[Job]: Please quote the material exactly, every line of it.

-=-=-

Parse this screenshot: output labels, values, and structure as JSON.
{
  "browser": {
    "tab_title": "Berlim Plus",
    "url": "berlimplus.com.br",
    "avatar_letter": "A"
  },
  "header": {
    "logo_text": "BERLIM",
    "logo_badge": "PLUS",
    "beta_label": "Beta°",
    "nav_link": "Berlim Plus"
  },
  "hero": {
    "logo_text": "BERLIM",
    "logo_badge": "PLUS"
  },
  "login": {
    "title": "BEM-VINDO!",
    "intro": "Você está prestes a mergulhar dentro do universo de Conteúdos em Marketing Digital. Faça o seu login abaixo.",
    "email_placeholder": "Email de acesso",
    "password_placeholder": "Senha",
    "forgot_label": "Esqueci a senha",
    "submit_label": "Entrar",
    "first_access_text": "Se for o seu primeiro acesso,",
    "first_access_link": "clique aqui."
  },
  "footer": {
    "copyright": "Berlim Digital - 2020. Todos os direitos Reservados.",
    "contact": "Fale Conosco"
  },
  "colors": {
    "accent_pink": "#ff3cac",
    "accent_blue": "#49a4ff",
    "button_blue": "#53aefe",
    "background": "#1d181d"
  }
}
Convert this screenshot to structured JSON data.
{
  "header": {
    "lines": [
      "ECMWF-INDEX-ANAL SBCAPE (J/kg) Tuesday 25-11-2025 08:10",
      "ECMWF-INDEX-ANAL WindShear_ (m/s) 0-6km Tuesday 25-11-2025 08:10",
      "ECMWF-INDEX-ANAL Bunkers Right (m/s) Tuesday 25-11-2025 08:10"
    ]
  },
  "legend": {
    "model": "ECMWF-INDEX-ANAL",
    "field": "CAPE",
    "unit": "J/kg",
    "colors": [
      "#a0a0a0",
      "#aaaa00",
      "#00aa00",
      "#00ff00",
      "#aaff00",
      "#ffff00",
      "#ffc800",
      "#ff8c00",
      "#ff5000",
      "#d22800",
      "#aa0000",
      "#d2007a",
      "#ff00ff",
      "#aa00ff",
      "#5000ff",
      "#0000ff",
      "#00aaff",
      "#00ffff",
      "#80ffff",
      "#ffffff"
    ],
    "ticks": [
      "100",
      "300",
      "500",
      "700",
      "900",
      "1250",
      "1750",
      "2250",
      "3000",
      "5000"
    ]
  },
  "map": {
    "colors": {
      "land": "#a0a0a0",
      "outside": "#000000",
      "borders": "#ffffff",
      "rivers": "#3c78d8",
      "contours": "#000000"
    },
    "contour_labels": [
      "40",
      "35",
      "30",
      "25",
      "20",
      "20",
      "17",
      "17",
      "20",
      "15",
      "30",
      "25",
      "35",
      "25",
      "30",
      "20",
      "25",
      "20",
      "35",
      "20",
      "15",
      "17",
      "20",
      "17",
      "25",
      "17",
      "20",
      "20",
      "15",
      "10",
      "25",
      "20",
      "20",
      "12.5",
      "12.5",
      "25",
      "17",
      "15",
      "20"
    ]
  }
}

-=-=-

[Complete answer]:
Parse this screenshot: output labels, values, and structure as JSON.
{
  "browser": {
    "tab_title": "Berlim Plus",
    "url": "berlimplus.com.br",
    "avatar_letter": "A"
  },
  "header": {
    "logo_text": "BERLIM",
    "logo_badge": "PLUS",
    "beta_label": "Beta°",
    "nav_link": "Berlim Plus"
  },
  "hero": {
    "logo_text": "BERLIM",
    "logo_badge": "PLUS"
  },
  "login": {
    "title": "BEM-VINDO!",
    "intro": "Você está prestes a mergulhar dentro do universo de Conteúdos em Marketing Digital. Faça o seu login abaixo.",
    "email_placeholder": "Email de acesso",
    "password_placeholder": "Senha",
    "forgot_label": "Esqueci a senha",
    "submit_label": "Entrar",
    "first_access_text": "Se for o seu primeiro acesso,",
    "first_access_link": "clique aqui."
  },
  "footer": {
    "copyright": "Berlim Digital - 2020. Todos os direitos Reservados.",
    "contact": "Fale Conosco"
  },
  "colors": {
    "accent_pink": "#ff3cac",
    "accent_blue": "#49a4ff",
    "button_blue": "#53aefe",
    "background": "#1d181d"
  }
}
Convert this screenshot to structured JSON data.
{
  "header": {
    "lines": [
      "ECMWF-INDEX-ANAL SBCAPE (J/kg) Tuesday 25-11-2025 08:10",
      "ECMWF-INDEX-ANAL WindShear_ (m/s) 0-6km Tuesday 25-11-2025 08:10",
      "ECMWF-INDEX-ANAL Bunkers Right (m/s) Tuesday 25-11-2025 08:10"
    ]
  },
  "legend": {
    "model": "ECMWF-INDEX-ANAL",
    "field": "CAPE",
    "unit": "J/kg",
    "colors": [
      "#a0a0a0",
      "#aaaa00",
      "#00aa00",
      "#00ff00",
      "#aaff00",
      "#ffff00",
      "#ffc800",
      "#ff8c00",
      "#ff5000",
      "#d22800",
      "#aa0000",
      "#d2007a",
      "#ff00ff",
      "#aa00ff",
      "#5000ff",
      "#0000ff",
      "#00aaff",
      "#00ffff",
      "#80ffff",
      "#ffffff"
    ],
    "ticks": [
      "100",
      "300",
      "500",
      "700",
      "900",
      "1250",
      "1750",
      "2250",
      "3000",
      "5000"
    ]
  },
  "map": {
    "colors": {
      "land": "#a0a0a0",
      "outside": "#000000",
      "borders": "#ffffff",
      "rivers": "#3c78d8",
      "contours": "#000000"
    },
    "contour_labels": [
      "40",
      "35",
      "30",
      "25",
      "20",
      "20",
      "17",
      "17",
      "20",
      "15",
      "30",
      "25",
      "35",
      "25",
      "30",
      "20",
      "25",
      "20",
      "35",
      "20",
      "15",
      "17",
      "20",
      "17",
      "25",
      "17",
      "20",
      "20",
      "15",
      "10",
      "25",
      "20",
      "20",
      "12.5",
      "12.5",
      "25",
      "17",
      "15",
      "20"
    ]
  }
}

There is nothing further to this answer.